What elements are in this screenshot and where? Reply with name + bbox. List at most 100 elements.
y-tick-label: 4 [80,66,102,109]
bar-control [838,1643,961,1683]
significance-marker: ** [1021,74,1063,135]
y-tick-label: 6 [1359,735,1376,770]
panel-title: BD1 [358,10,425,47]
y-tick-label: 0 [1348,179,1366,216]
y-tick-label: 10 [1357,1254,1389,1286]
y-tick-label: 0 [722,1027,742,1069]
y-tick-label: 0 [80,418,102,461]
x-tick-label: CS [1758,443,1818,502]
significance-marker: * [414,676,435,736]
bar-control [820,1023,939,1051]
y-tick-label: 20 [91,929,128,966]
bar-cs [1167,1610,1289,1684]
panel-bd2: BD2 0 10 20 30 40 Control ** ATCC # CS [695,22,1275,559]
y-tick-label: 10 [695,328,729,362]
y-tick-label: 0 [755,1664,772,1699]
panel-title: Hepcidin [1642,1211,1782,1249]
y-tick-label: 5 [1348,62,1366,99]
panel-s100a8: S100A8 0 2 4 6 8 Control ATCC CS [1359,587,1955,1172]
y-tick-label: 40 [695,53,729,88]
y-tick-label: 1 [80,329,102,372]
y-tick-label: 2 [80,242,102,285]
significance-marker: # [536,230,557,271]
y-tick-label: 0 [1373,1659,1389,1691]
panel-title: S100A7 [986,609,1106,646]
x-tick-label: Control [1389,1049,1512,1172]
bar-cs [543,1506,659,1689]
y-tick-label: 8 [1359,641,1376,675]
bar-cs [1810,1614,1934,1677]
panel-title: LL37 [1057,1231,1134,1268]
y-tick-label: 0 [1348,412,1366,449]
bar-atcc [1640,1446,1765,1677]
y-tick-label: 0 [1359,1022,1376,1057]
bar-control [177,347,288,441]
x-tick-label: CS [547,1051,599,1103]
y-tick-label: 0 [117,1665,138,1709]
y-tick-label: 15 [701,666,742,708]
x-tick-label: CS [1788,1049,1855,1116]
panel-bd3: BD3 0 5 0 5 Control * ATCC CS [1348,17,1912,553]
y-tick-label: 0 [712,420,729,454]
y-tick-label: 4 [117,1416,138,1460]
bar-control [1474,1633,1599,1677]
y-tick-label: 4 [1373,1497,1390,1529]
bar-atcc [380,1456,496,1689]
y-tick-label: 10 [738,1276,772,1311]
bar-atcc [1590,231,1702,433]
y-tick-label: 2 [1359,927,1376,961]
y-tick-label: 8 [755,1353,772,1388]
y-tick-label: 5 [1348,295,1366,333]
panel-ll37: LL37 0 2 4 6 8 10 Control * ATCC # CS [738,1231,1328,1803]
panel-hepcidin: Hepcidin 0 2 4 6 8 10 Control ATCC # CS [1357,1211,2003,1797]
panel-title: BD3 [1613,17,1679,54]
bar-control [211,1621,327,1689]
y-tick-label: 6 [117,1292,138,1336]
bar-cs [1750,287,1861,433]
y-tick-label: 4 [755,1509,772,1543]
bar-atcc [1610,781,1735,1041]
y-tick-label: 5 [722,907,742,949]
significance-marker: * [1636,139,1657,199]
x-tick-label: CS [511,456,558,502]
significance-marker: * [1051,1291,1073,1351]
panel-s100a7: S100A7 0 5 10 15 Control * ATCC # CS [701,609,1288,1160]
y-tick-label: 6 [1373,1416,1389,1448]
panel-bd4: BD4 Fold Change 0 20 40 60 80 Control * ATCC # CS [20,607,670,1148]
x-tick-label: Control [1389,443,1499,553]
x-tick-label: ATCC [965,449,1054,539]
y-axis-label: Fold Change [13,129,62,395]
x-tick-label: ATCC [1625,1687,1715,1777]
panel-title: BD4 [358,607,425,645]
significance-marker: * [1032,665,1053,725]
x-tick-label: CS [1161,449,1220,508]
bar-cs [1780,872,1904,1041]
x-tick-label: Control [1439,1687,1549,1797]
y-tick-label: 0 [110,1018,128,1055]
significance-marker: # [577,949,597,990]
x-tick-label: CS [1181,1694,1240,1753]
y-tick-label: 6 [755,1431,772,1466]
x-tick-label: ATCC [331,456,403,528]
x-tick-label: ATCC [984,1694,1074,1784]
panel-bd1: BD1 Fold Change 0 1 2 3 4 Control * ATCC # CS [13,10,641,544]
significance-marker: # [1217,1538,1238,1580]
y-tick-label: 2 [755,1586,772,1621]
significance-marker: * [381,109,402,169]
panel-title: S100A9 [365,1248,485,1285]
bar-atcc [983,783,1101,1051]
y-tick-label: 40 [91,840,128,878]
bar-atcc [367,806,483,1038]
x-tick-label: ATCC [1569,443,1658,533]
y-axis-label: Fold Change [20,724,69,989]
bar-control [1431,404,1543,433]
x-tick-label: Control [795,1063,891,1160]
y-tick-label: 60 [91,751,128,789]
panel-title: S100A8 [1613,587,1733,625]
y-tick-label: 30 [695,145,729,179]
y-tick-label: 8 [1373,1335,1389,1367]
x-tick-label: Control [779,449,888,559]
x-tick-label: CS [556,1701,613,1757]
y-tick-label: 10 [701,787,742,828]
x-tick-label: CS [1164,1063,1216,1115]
◇ ◇ ◇ ◇ ◇ ◇ ◇
> [SET PROBLEM]
Copy out, unchanged, the lines above from the first one through the line that contains "panel-title: BD1 [358,10,425,47]".

> [TASK OUTPUT]
What elements are in this screenshot and where? Reply with name + bbox. List at most 100 elements.
y-tick-label: 4 [80,66,102,109]
bar-control [838,1643,961,1683]
significance-marker: ** [1021,74,1063,135]
y-tick-label: 6 [1359,735,1376,770]
panel-title: BD1 [358,10,425,47]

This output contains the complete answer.